PROBLEM DETAILS:
Write out the material again exactly, please, and omit the pictures.

DATASET CONTENT:
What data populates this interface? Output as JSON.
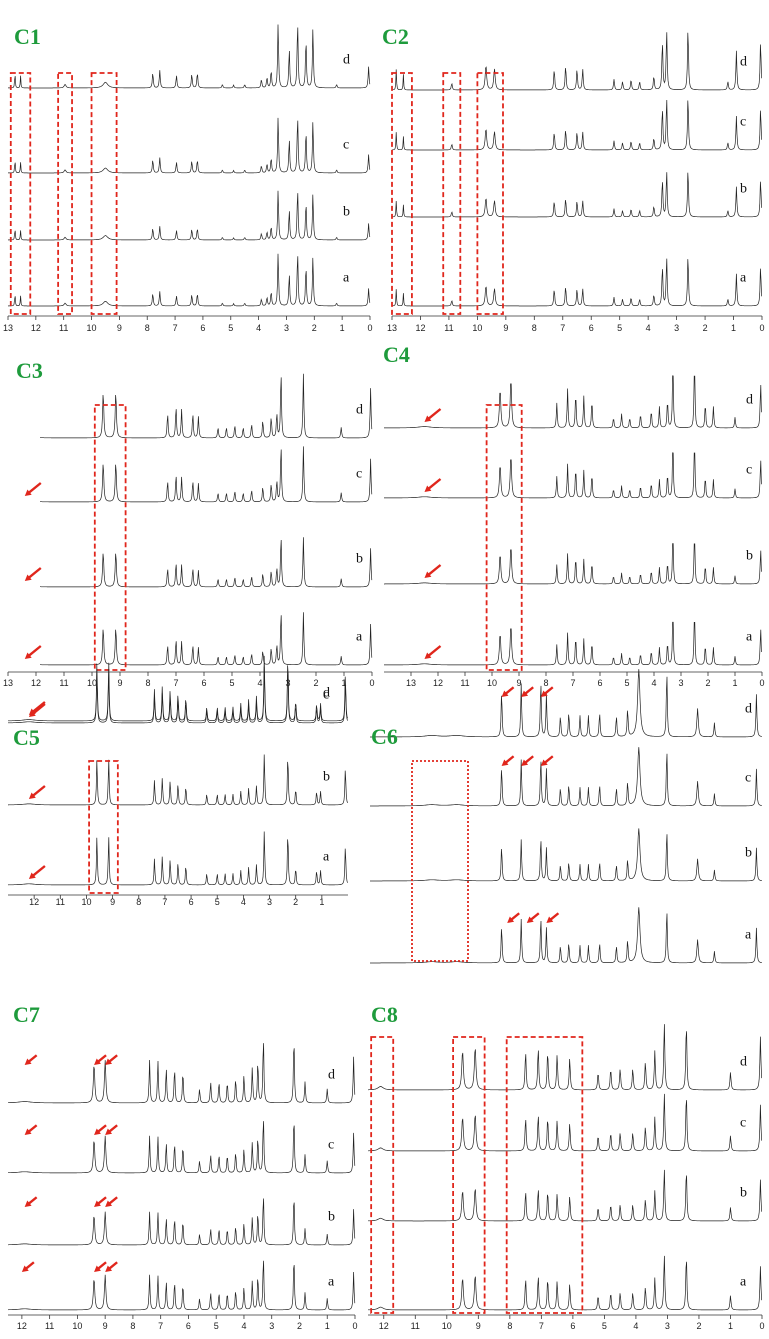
{
  "chart_data": {
    "type": "line",
    "description": "",
    "colors": {
      "trace": "#222222",
      "box": "#e0261c",
      "arrow": "#e0261c",
      "label": "#1e9b3c"
    },
    "trace_labels": [
      "a",
      "b",
      "c",
      "d"
    ],
    "panels": [
      {
        "label": "C1",
        "xlim": [
          13,
          0
        ],
        "ticks": [
          "13",
          "12",
          "11",
          "10",
          "9",
          "8",
          "7",
          "6",
          "5",
          "4",
          "3",
          "2",
          "1",
          "0"
        ],
        "boxes": [
          [
            12.9,
            12.2
          ],
          [
            11.2,
            10.7
          ],
          [
            10.0,
            9.1
          ]
        ],
        "arrows": []
      },
      {
        "label": "C2",
        "xlim": [
          13,
          0
        ],
        "ticks": [
          "13",
          "12",
          "11",
          "10",
          "9",
          "8",
          "7",
          "6",
          "5",
          "4",
          "3",
          "2",
          "1",
          "0"
        ],
        "boxes": [
          [
            13.0,
            12.3
          ],
          [
            11.2,
            10.6
          ],
          [
            10.0,
            9.1
          ]
        ],
        "arrows": []
      },
      {
        "label": "C3",
        "xlim": [
          13,
          0
        ],
        "ticks": [
          "13",
          "12",
          "11",
          "10",
          "9",
          "8",
          "7",
          "6",
          "5",
          "4",
          "3",
          "2",
          "1",
          "0"
        ],
        "boxes": [
          [
            9.9,
            8.8
          ]
        ],
        "arrows": [
          [
            12.4,
            "c"
          ],
          [
            12.4,
            "b"
          ],
          [
            12.4,
            "a"
          ]
        ]
      },
      {
        "label": "C4",
        "xlim": [
          14,
          0
        ],
        "ticks": [
          "13",
          "12",
          "11",
          "10",
          "9",
          "8",
          "7",
          "6",
          "5",
          "4",
          "3",
          "2",
          "1",
          "0"
        ],
        "boxes": [
          [
            10.2,
            8.9
          ]
        ],
        "arrows": [
          [
            12.5,
            "d"
          ],
          [
            12.5,
            "c"
          ],
          [
            12.5,
            "b"
          ],
          [
            12.5,
            "a"
          ]
        ]
      },
      {
        "label": "C5",
        "xlim": [
          13,
          0
        ],
        "ticks": [
          "12",
          "11",
          "10",
          "9",
          "8",
          "7",
          "6",
          "5",
          "4",
          "3",
          "2",
          "1"
        ],
        "boxes": [
          [
            9.9,
            8.8
          ]
        ],
        "arrows": [
          [
            12.2,
            "d"
          ],
          [
            12.2,
            "c"
          ],
          [
            12.2,
            "b"
          ],
          [
            12.2,
            "a"
          ]
        ]
      },
      {
        "label": "C6",
        "xlim": [
          14,
          0
        ],
        "ticks": [],
        "boxes": [
          [
            12.5,
            10.5
          ]
        ],
        "arrows": [
          [
            9.3,
            "d"
          ],
          [
            8.6,
            "d"
          ],
          [
            7.9,
            "d"
          ],
          [
            9.3,
            "c"
          ],
          [
            8.6,
            "c"
          ],
          [
            7.9,
            "c"
          ],
          [
            9.1,
            "a"
          ],
          [
            8.4,
            "a"
          ],
          [
            7.7,
            "a"
          ]
        ]
      },
      {
        "label": "C7",
        "xlim": [
          12.5,
          0
        ],
        "ticks": [
          "12",
          "11",
          "10",
          "9",
          "8",
          "7",
          "6",
          "5",
          "4",
          "3",
          "2",
          "1",
          "0"
        ],
        "boxes": [],
        "arrows": [
          [
            11.9,
            "d"
          ],
          [
            9.4,
            "d"
          ],
          [
            9.0,
            "d"
          ],
          [
            11.9,
            "c"
          ],
          [
            9.4,
            "c"
          ],
          [
            9.0,
            "c"
          ],
          [
            11.9,
            "b"
          ],
          [
            9.4,
            "b"
          ],
          [
            9.0,
            "b"
          ],
          [
            12.0,
            "a"
          ],
          [
            9.4,
            "a"
          ],
          [
            9.0,
            "a"
          ]
        ]
      },
      {
        "label": "C8",
        "xlim": [
          12.5,
          0
        ],
        "ticks": [
          "12",
          "11",
          "10",
          "9",
          "8",
          "7",
          "6",
          "5",
          "4",
          "3",
          "2",
          "1",
          "0"
        ],
        "boxes": [
          [
            12.4,
            11.7
          ],
          [
            9.8,
            8.8
          ],
          [
            8.1,
            5.7
          ]
        ],
        "arrows": []
      }
    ]
  }
}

EXERCISE RESPONSE:
What data populates this interface? Output as JSON.
{
  "chart_data": {
    "type": "line",
    "description": "",
    "colors": {
      "trace": "#222222",
      "box": "#e0261c",
      "arrow": "#e0261c",
      "label": "#1e9b3c"
    },
    "trace_labels": [
      "a",
      "b",
      "c",
      "d"
    ],
    "panels": [
      {
        "label": "C1",
        "xlim": [
          13,
          0
        ],
        "ticks": [
          "13",
          "12",
          "11",
          "10",
          "9",
          "8",
          "7",
          "6",
          "5",
          "4",
          "3",
          "2",
          "1",
          "0"
        ],
        "boxes": [
          [
            12.9,
            12.2
          ],
          [
            11.2,
            10.7
          ],
          [
            10.0,
            9.1
          ]
        ],
        "arrows": []
      },
      {
        "label": "C2",
        "xlim": [
          13,
          0
        ],
        "ticks": [
          "13",
          "12",
          "11",
          "10",
          "9",
          "8",
          "7",
          "6",
          "5",
          "4",
          "3",
          "2",
          "1",
          "0"
        ],
        "boxes": [
          [
            13.0,
            12.3
          ],
          [
            11.2,
            10.6
          ],
          [
            10.0,
            9.1
          ]
        ],
        "arrows": []
      },
      {
        "label": "C3",
        "xlim": [
          13,
          0
        ],
        "ticks": [
          "13",
          "12",
          "11",
          "10",
          "9",
          "8",
          "7",
          "6",
          "5",
          "4",
          "3",
          "2",
          "1",
          "0"
        ],
        "boxes": [
          [
            9.9,
            8.8
          ]
        ],
        "arrows": [
          [
            12.4,
            "c"
          ],
          [
            12.4,
            "b"
          ],
          [
            12.4,
            "a"
          ]
        ]
      },
      {
        "label": "C4",
        "xlim": [
          14,
          0
        ],
        "ticks": [
          "13",
          "12",
          "11",
          "10",
          "9",
          "8",
          "7",
          "6",
          "5",
          "4",
          "3",
          "2",
          "1",
          "0"
        ],
        "boxes": [
          [
            10.2,
            8.9
          ]
        ],
        "arrows": [
          [
            12.5,
            "d"
          ],
          [
            12.5,
            "c"
          ],
          [
            12.5,
            "b"
          ],
          [
            12.5,
            "a"
          ]
        ]
      },
      {
        "label": "C5",
        "xlim": [
          13,
          0
        ],
        "ticks": [
          "12",
          "11",
          "10",
          "9",
          "8",
          "7",
          "6",
          "5",
          "4",
          "3",
          "2",
          "1"
        ],
        "boxes": [
          [
            9.9,
            8.8
          ]
        ],
        "arrows": [
          [
            12.2,
            "d"
          ],
          [
            12.2,
            "c"
          ],
          [
            12.2,
            "b"
          ],
          [
            12.2,
            "a"
          ]
        ]
      },
      {
        "label": "C6",
        "xlim": [
          14,
          0
        ],
        "ticks": [],
        "boxes": [
          [
            12.5,
            10.5
          ]
        ],
        "arrows": [
          [
            9.3,
            "d"
          ],
          [
            8.6,
            "d"
          ],
          [
            7.9,
            "d"
          ],
          [
            9.3,
            "c"
          ],
          [
            8.6,
            "c"
          ],
          [
            7.9,
            "c"
          ],
          [
            9.1,
            "a"
          ],
          [
            8.4,
            "a"
          ],
          [
            7.7,
            "a"
          ]
        ]
      },
      {
        "label": "C7",
        "xlim": [
          12.5,
          0
        ],
        "ticks": [
          "12",
          "11",
          "10",
          "9",
          "8",
          "7",
          "6",
          "5",
          "4",
          "3",
          "2",
          "1",
          "0"
        ],
        "boxes": [],
        "arrows": [
          [
            11.9,
            "d"
          ],
          [
            9.4,
            "d"
          ],
          [
            9.0,
            "d"
          ],
          [
            11.9,
            "c"
          ],
          [
            9.4,
            "c"
          ],
          [
            9.0,
            "c"
          ],
          [
            11.9,
            "b"
          ],
          [
            9.4,
            "b"
          ],
          [
            9.0,
            "b"
          ],
          [
            12.0,
            "a"
          ],
          [
            9.4,
            "a"
          ],
          [
            9.0,
            "a"
          ]
        ]
      },
      {
        "label": "C8",
        "xlim": [
          12.5,
          0
        ],
        "ticks": [
          "12",
          "11",
          "10",
          "9",
          "8",
          "7",
          "6",
          "5",
          "4",
          "3",
          "2",
          "1",
          "0"
        ],
        "boxes": [
          [
            12.4,
            11.7
          ],
          [
            9.8,
            8.8
          ],
          [
            8.1,
            5.7
          ]
        ],
        "arrows": []
      }
    ]
  }
}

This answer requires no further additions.